Task directions: Restate every line of the material, word for word.

☆ ☆ ☆

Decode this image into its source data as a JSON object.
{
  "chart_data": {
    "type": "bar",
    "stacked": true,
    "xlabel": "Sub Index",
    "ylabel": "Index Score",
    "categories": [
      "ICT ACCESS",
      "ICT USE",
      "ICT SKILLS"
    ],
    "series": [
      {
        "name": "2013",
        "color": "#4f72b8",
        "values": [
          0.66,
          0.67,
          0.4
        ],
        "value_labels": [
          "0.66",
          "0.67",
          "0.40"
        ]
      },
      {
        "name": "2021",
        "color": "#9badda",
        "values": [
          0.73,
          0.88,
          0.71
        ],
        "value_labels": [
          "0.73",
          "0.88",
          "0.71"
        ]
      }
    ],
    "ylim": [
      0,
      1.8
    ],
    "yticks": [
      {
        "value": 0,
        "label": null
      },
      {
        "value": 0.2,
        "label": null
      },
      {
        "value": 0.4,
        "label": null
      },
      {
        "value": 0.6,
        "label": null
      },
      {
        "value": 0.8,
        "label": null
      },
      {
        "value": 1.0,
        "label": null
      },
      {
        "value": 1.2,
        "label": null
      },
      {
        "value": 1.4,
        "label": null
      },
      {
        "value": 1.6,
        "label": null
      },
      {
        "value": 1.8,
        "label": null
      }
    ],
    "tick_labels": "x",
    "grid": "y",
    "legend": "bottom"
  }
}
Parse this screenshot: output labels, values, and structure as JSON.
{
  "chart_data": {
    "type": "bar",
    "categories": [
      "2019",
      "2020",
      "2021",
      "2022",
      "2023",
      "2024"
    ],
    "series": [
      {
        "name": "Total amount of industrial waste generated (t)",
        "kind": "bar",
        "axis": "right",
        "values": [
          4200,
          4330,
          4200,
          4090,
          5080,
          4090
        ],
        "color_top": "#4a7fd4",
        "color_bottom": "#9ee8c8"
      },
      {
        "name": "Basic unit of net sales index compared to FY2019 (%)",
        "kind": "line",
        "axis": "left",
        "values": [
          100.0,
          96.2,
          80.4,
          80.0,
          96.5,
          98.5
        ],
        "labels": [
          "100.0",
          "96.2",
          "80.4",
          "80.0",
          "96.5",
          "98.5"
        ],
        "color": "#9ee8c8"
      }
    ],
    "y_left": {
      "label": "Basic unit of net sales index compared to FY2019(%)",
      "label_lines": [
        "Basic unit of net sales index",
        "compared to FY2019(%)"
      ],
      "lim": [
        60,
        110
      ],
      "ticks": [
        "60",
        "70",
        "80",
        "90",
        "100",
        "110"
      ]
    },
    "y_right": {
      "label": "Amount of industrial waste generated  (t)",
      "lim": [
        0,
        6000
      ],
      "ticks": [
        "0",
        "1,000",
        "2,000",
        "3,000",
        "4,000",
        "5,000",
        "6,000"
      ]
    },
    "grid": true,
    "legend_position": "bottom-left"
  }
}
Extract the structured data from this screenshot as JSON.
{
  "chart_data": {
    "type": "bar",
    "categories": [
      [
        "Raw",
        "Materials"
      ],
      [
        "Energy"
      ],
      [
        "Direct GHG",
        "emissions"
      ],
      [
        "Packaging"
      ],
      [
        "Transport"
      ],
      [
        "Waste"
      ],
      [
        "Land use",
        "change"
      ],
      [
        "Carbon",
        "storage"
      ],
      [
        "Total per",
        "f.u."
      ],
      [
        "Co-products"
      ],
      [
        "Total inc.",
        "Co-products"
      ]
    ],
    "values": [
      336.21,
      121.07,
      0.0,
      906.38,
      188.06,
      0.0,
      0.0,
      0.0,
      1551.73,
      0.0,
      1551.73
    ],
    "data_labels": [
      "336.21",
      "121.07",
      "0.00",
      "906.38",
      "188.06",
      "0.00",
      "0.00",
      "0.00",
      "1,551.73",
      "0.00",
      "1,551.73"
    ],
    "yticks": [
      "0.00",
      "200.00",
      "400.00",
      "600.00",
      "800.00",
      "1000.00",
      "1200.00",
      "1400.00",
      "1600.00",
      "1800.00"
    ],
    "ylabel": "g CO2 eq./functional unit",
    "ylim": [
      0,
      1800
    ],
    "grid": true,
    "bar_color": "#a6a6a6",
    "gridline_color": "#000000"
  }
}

☆ ☆ ☆

The response:
Decode this image into its source data as a JSON object.
{
  "chart_data": {
    "type": "bar",
    "stacked": true,
    "xlabel": "Sub Index",
    "ylabel": "Index Score",
    "categories": [
      "ICT ACCESS",
      "ICT USE",
      "ICT SKILLS"
    ],
    "series": [
      {
        "name": "2013",
        "color": "#4f72b8",
        "values": [
          0.66,
          0.67,
          0.4
        ],
        "value_labels": [
          "0.66",
          "0.67",
          "0.40"
        ]
      },
      {
        "name": "2021",
        "color": "#9badda",
        "values": [
          0.73,
          0.88,
          0.71
        ],
        "value_labels": [
          "0.73",
          "0.88",
          "0.71"
        ]
      }
    ],
    "ylim": [
      0,
      1.8
    ],
    "yticks": [
      {
        "value": 0,
        "label": null
      },
      {
        "value": 0.2,
        "label": null
      },
      {
        "value": 0.4,
        "label": null
      },
      {
        "value": 0.6,
        "label": null
      },
      {
        "value": 0.8,
        "label": null
      },
      {
        "value": 1.0,
        "label": null
      },
      {
        "value": 1.2,
        "label": null
      },
      {
        "value": 1.4,
        "label": null
      },
      {
        "value": 1.6,
        "label": null
      },
      {
        "value": 1.8,
        "label": null
      }
    ],
    "tick_labels": "x",
    "grid": "y",
    "legend": "bottom"
  }
}
Parse this screenshot: output labels, values, and structure as JSON.
{
  "chart_data": {
    "type": "bar",
    "categories": [
      "2019",
      "2020",
      "2021",
      "2022",
      "2023",
      "2024"
    ],
    "series": [
      {
        "name": "Total amount of industrial waste generated (t)",
        "kind": "bar",
        "axis": "right",
        "values": [
          4200,
          4330,
          4200,
          4090,
          5080,
          4090
        ],
        "color_top": "#4a7fd4",
        "color_bottom": "#9ee8c8"
      },
      {
        "name": "Basic unit of net sales index compared to FY2019 (%)",
        "kind": "line",
        "axis": "left",
        "values": [
          100.0,
          96.2,
          80.4,
          80.0,
          96.5,
          98.5
        ],
        "labels": [
          "100.0",
          "96.2",
          "80.4",
          "80.0",
          "96.5",
          "98.5"
        ],
        "color": "#9ee8c8"
      }
    ],
    "y_left": {
      "label": "Basic unit of net sales index compared to FY2019(%)",
      "label_lines": [
        "Basic unit of net sales index",
        "compared to FY2019(%)"
      ],
      "lim": [
        60,
        110
      ],
      "ticks": [
        "60",
        "70",
        "80",
        "90",
        "100",
        "110"
      ]
    },
    "y_right": {
      "label": "Amount of industrial waste generated  (t)",
      "lim": [
        0,
        6000
      ],
      "ticks": [
        "0",
        "1,000",
        "2,000",
        "3,000",
        "4,000",
        "5,000",
        "6,000"
      ]
    },
    "grid": true,
    "legend_position": "bottom-left"
  }
}
Extract the structured data from this screenshot as JSON.
{
  "chart_data": {
    "type": "bar",
    "categories": [
      [
        "Raw",
        "Materials"
      ],
      [
        "Energy"
      ],
      [
        "Direct GHG",
        "emissions"
      ],
      [
        "Packaging"
      ],
      [
        "Transport"
      ],
      [
        "Waste"
      ],
      [
        "Land use",
        "change"
      ],
      [
        "Carbon",
        "storage"
      ],
      [
        "Total per",
        "f.u."
      ],
      [
        "Co-products"
      ],
      [
        "Total inc.",
        "Co-products"
      ]
    ],
    "values": [
      336.21,
      121.07,
      0.0,
      906.38,
      188.06,
      0.0,
      0.0,
      0.0,
      1551.73,
      0.0,
      1551.73
    ],
    "data_labels": [
      "336.21",
      "121.07",
      "0.00",
      "906.38",
      "188.06",
      "0.00",
      "0.00",
      "0.00",
      "1,551.73",
      "0.00",
      "1,551.73"
    ],
    "yticks": [
      "0.00",
      "200.00",
      "400.00",
      "600.00",
      "800.00",
      "1000.00",
      "1200.00",
      "1400.00",
      "1600.00",
      "1800.00"
    ],
    "ylabel": "g CO2 eq./functional unit",
    "ylim": [
      0,
      1800
    ],
    "grid": true,
    "bar_color": "#a6a6a6",
    "gridline_color": "#000000"
  }
}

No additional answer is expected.